▶ _EXERCISE GOAL_
Your task is to repeat the entries exactly. Leave the pictures out.

▶ _Excerpts from a figure dataset_
---*---

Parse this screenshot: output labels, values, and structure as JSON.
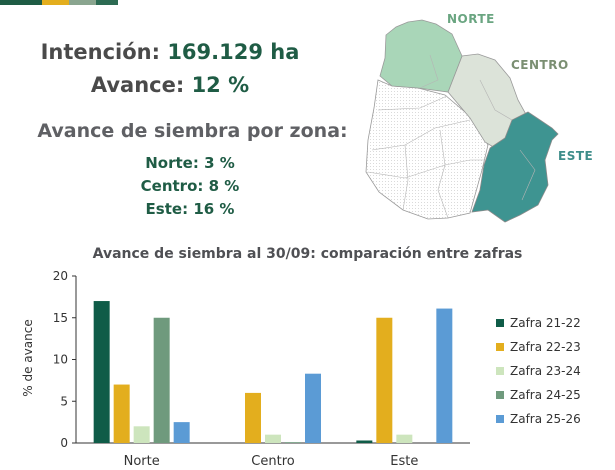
{
  "header": {
    "intencion_label": "Intención:",
    "intencion_value": "169.129 ha",
    "avance_label": "Avance:",
    "avance_value": "12 %",
    "subtitle": "Avance de siembra por zona:",
    "zones": [
      {
        "label": "Norte:",
        "value": "3 %"
      },
      {
        "label": "Centro:",
        "value": "8 %"
      },
      {
        "label": "Este:",
        "value": "16 %"
      }
    ]
  },
  "map": {
    "labels": {
      "norte": "NORTE",
      "centro": "CENTRO",
      "este": "ESTE"
    },
    "colors": {
      "norte": "#a9d6b8",
      "centro": "#dce3d9",
      "este": "#3e9491",
      "other": "#ffffff"
    }
  },
  "topbar_colors": [
    "#1f5c45",
    "#e3ae1e",
    "#8aa58f",
    "#2d6b53"
  ],
  "chart_data": {
    "type": "bar",
    "title": "Avance de siembra al 30/09: comparación entre zafras",
    "ylabel": "% de avance",
    "xlabel": "",
    "ylim": [
      0,
      20
    ],
    "yticks": [
      0,
      5,
      10,
      15,
      20
    ],
    "grid": false,
    "legend": "right",
    "categories": [
      "Norte",
      "Centro",
      "Este"
    ],
    "series": [
      {
        "name": "Zafra 21-22",
        "color": "#0f5c48",
        "values": [
          17,
          0,
          0.3
        ]
      },
      {
        "name": "Zafra 22-23",
        "color": "#e3ae1e",
        "values": [
          7,
          6,
          15
        ]
      },
      {
        "name": "Zafra 23-24",
        "color": "#cde5bd",
        "values": [
          2,
          1,
          1
        ]
      },
      {
        "name": "Zafra 24-25",
        "color": "#6f9a7d",
        "values": [
          15,
          0.1,
          0
        ]
      },
      {
        "name": "Zafra 25-26",
        "color": "#5b9bd5",
        "values": [
          2.5,
          8.3,
          16.1
        ]
      }
    ]
  }
}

---*---

▶ _EXERCISE SOLUTION_
Parse this screenshot: output labels, values, and structure as JSON.
{
  "header": {
    "intencion_label": "Intención:",
    "intencion_value": "169.129 ha",
    "avance_label": "Avance:",
    "avance_value": "12 %",
    "subtitle": "Avance de siembra por zona:",
    "zones": [
      {
        "label": "Norte:",
        "value": "3 %"
      },
      {
        "label": "Centro:",
        "value": "8 %"
      },
      {
        "label": "Este:",
        "value": "16 %"
      }
    ]
  },
  "map": {
    "labels": {
      "norte": "NORTE",
      "centro": "CENTRO",
      "este": "ESTE"
    },
    "colors": {
      "norte": "#a9d6b8",
      "centro": "#dce3d9",
      "este": "#3e9491",
      "other": "#ffffff"
    }
  },
  "topbar_colors": [
    "#1f5c45",
    "#e3ae1e",
    "#8aa58f",
    "#2d6b53"
  ],
  "chart_data": {
    "type": "bar",
    "title": "Avance de siembra al 30/09: comparación entre zafras",
    "ylabel": "% de avance",
    "xlabel": "",
    "ylim": [
      0,
      20
    ],
    "yticks": [
      0,
      5,
      10,
      15,
      20
    ],
    "grid": false,
    "legend": "right",
    "categories": [
      "Norte",
      "Centro",
      "Este"
    ],
    "series": [
      {
        "name": "Zafra 21-22",
        "color": "#0f5c48",
        "values": [
          17,
          0,
          0.3
        ]
      },
      {
        "name": "Zafra 22-23",
        "color": "#e3ae1e",
        "values": [
          7,
          6,
          15
        ]
      },
      {
        "name": "Zafra 23-24",
        "color": "#cde5bd",
        "values": [
          2,
          1,
          1
        ]
      },
      {
        "name": "Zafra 24-25",
        "color": "#6f9a7d",
        "values": [
          15,
          0.1,
          0
        ]
      },
      {
        "name": "Zafra 25-26",
        "color": "#5b9bd5",
        "values": [
          2.5,
          8.3,
          16.1
        ]
      }
    ]
  }
}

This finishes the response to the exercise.